## INFORMATION GIVEN:
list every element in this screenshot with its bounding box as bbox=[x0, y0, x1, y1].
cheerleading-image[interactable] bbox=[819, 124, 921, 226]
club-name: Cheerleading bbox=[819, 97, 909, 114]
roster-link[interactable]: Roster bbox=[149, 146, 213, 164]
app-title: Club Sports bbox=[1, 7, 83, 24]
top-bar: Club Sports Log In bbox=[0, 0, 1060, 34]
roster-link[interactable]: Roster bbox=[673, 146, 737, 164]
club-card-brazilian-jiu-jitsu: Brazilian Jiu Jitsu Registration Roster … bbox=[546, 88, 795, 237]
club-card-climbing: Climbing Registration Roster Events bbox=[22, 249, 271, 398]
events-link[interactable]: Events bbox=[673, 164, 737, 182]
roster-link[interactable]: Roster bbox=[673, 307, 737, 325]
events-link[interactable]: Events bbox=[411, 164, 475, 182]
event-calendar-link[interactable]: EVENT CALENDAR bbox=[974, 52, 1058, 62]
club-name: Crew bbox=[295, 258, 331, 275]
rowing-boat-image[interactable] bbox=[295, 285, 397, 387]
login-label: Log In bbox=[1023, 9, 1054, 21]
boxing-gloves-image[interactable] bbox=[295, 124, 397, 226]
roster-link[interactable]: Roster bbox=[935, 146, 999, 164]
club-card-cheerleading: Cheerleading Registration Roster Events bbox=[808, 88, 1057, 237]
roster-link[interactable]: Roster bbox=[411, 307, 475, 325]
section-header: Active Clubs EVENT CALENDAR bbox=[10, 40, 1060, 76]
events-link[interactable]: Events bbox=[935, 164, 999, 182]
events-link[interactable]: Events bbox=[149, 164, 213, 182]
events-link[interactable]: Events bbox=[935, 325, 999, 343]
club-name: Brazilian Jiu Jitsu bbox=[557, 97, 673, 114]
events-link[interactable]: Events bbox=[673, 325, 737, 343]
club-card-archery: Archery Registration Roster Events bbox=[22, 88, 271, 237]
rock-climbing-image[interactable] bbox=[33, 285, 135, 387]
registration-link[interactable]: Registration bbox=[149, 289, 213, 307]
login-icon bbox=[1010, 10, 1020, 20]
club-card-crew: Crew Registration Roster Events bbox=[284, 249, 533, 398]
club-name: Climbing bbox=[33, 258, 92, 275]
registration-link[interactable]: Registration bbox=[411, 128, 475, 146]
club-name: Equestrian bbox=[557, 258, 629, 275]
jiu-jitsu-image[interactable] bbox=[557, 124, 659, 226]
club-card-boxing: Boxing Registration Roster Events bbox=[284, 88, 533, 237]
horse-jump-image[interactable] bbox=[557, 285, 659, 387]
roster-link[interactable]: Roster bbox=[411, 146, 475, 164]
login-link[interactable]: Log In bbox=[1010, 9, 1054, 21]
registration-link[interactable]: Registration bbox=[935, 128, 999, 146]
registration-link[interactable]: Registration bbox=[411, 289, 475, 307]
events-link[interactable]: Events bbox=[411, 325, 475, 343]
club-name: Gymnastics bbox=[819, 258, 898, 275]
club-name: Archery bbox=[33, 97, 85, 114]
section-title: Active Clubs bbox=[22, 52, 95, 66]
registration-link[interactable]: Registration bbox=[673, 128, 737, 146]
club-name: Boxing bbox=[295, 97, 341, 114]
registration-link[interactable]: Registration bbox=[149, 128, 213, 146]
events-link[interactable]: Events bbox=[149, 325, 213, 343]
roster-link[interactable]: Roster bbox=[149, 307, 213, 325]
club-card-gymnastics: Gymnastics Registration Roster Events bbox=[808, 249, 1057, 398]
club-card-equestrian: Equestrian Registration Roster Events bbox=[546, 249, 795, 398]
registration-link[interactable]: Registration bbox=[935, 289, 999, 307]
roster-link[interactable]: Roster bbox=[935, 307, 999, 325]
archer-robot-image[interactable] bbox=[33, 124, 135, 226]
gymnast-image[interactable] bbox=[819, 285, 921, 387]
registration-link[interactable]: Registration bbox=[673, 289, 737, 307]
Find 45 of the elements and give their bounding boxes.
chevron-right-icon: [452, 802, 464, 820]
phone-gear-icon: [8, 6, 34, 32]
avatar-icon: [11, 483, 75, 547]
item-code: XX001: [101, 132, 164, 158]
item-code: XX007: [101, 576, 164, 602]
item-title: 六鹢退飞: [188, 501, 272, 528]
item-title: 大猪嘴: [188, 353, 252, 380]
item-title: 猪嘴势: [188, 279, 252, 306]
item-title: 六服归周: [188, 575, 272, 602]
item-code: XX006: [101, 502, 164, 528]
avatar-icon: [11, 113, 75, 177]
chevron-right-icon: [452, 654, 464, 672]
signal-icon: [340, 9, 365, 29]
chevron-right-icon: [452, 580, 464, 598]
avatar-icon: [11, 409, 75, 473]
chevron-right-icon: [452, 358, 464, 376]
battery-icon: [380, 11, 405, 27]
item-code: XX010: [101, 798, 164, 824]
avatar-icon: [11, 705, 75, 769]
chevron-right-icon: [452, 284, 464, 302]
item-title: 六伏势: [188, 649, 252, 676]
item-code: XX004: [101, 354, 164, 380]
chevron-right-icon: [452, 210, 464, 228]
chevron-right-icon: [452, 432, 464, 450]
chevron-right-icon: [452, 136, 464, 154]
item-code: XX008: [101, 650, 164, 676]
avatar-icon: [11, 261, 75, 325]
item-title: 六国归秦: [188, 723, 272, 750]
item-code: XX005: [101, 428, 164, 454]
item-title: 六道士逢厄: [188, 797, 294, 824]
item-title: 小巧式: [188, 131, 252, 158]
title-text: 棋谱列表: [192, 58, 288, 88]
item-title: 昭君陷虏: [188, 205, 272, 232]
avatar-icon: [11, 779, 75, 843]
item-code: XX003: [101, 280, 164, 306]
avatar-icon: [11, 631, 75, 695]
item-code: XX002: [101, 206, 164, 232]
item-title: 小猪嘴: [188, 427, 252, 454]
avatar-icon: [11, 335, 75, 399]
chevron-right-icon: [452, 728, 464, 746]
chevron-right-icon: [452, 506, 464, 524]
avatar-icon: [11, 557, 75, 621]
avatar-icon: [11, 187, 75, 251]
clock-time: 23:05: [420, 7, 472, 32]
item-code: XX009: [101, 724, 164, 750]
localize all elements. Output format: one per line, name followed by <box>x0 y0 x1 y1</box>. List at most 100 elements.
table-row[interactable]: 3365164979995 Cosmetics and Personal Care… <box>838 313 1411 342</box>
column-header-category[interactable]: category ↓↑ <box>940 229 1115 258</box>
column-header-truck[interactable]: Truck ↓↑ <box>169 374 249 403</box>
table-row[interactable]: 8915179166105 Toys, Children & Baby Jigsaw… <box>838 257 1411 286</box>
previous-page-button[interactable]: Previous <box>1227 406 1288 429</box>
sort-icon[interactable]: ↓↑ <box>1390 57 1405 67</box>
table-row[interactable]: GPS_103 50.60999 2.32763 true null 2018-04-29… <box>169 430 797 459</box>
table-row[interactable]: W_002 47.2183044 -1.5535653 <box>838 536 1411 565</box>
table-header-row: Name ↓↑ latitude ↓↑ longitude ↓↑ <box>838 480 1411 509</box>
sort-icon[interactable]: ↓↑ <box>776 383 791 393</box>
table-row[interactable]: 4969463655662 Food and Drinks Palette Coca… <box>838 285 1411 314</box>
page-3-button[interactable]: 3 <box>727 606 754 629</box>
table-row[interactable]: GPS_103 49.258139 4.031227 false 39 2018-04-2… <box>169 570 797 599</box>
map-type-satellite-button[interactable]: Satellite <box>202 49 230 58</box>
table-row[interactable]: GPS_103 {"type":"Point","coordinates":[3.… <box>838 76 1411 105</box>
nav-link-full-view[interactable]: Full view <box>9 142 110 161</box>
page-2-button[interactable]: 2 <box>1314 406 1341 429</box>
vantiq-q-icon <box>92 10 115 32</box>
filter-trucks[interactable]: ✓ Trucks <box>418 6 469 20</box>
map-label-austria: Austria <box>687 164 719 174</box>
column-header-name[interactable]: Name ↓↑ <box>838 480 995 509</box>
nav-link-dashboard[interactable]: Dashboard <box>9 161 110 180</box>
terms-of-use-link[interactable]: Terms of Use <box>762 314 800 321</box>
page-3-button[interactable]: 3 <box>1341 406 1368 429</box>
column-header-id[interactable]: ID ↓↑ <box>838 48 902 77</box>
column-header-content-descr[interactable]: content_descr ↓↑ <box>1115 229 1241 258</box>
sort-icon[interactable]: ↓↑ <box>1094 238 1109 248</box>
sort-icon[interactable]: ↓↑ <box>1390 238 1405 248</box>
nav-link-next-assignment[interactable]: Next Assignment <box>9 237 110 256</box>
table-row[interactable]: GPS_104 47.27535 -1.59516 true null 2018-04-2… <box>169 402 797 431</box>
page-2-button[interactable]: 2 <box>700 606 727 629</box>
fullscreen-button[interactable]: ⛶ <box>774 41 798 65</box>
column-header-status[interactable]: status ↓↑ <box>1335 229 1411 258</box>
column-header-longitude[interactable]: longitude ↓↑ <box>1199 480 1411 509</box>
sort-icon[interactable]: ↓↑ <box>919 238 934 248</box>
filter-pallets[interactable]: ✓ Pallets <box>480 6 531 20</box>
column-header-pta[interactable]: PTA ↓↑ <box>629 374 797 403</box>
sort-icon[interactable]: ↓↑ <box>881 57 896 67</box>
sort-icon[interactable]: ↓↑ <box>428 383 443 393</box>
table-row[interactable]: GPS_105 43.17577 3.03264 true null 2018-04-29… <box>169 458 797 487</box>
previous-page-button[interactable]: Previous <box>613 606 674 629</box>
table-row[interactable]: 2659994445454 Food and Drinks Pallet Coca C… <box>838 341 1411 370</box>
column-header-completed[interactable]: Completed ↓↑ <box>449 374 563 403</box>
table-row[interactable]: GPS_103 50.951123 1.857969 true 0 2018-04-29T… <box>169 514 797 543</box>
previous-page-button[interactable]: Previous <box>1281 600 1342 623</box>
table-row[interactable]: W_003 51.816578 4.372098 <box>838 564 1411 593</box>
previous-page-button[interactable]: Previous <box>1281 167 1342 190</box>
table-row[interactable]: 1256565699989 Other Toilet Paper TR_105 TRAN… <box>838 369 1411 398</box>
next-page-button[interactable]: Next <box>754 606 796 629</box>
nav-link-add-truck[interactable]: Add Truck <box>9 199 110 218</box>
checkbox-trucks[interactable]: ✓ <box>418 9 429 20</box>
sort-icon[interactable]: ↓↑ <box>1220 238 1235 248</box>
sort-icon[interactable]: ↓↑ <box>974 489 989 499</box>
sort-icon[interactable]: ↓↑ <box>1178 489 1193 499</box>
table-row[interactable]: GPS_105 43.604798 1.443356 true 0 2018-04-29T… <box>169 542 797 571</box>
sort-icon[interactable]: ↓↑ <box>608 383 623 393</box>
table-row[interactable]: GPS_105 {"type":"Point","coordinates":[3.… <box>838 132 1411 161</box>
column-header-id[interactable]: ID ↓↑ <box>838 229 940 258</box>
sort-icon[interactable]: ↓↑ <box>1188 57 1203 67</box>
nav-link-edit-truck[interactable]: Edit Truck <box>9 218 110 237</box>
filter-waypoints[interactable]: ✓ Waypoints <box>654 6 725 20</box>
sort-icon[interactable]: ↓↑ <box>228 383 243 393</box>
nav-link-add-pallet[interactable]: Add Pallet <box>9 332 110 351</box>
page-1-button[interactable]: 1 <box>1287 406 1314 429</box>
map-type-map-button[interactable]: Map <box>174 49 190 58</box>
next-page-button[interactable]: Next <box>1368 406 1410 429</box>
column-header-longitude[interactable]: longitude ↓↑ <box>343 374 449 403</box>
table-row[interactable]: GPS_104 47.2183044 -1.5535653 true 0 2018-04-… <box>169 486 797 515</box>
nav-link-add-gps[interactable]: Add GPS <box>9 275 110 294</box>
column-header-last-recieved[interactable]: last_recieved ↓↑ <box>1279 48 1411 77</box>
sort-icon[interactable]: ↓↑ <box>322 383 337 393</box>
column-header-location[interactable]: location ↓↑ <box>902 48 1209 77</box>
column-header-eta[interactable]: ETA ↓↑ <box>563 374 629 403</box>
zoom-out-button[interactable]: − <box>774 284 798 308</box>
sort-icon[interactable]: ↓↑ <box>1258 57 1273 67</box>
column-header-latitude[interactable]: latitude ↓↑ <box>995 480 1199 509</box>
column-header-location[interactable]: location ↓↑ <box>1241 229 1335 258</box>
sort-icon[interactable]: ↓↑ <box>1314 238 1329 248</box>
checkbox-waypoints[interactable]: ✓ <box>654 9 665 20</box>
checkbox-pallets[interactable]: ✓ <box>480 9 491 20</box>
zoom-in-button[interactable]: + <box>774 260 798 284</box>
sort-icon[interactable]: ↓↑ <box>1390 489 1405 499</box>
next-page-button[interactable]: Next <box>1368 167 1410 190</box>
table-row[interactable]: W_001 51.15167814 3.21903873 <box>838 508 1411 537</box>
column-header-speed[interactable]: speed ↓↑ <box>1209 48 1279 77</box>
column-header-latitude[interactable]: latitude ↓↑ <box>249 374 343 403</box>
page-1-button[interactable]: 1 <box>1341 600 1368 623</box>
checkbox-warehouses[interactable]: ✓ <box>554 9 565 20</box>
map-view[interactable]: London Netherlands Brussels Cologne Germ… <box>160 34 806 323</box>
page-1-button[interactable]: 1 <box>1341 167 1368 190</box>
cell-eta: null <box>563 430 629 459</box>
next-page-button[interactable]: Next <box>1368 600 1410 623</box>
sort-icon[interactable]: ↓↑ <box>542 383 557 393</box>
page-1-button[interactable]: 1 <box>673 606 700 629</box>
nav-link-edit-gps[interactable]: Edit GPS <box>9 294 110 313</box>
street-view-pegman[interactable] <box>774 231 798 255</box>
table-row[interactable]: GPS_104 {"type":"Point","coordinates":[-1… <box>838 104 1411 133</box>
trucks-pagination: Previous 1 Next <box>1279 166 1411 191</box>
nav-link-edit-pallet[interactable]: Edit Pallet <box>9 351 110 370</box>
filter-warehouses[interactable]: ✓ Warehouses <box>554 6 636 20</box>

## YOUR INSTRUCTIONS:
Turn the entries above, from the first line through the line containing "club-card-brazilian-jiu-jitsu: Brazilian Jiu", into a JSON list of strings with one string per line. Include both of those lines.

## WRITTEN SOLUTION:
[
  "list every element in this screenshot with its bounding box as bbox=[x0, y0, x1, y1].",
  "cheerleading-image[interactable] bbox=[819, 124, 921, 226]",
  "club-name: Cheerleading bbox=[819, 97, 909, 114]",
  "roster-link[interactable]: Roster bbox=[149, 146, 213, 164]",
  "app-title: Club Sports bbox=[1, 7, 83, 24]",
  "top-bar: Club Sports Log In bbox=[0, 0, 1060, 34]",
  "roster-link[interactable]: Roster bbox=[673, 146, 737, 164]",
  "club-card-brazilian-jiu-jitsu: Brazilian Jiu Jitsu Registration Roster … bbox=[546, 88, 795, 237]"
]